- **Exercise details**: Return each line of the data below verbatim; pictures are to be left out.

Start

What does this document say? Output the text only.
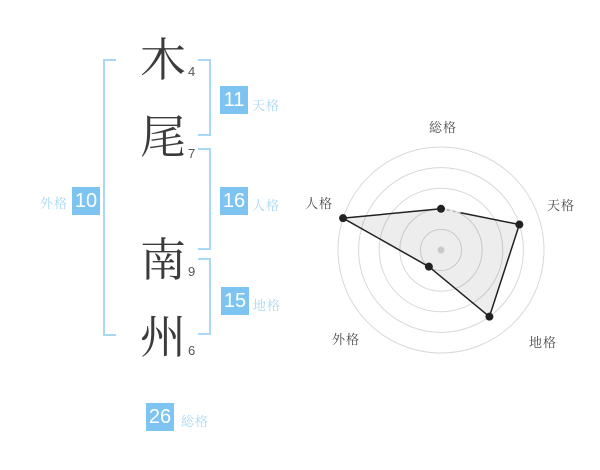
木
尾
南
州
4
7
9
6
11 天格
16 人格
15 地格
外格 10
26 総格
総格
天格
地格
外格
人格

End

- **Answer for the task**:
What does this document say? Output the text only.
木
尾
南
州
4
7
9
6
11 天格
16 人格
15 地格
外格 10
26 総格
総格
天格
地格
外格
人格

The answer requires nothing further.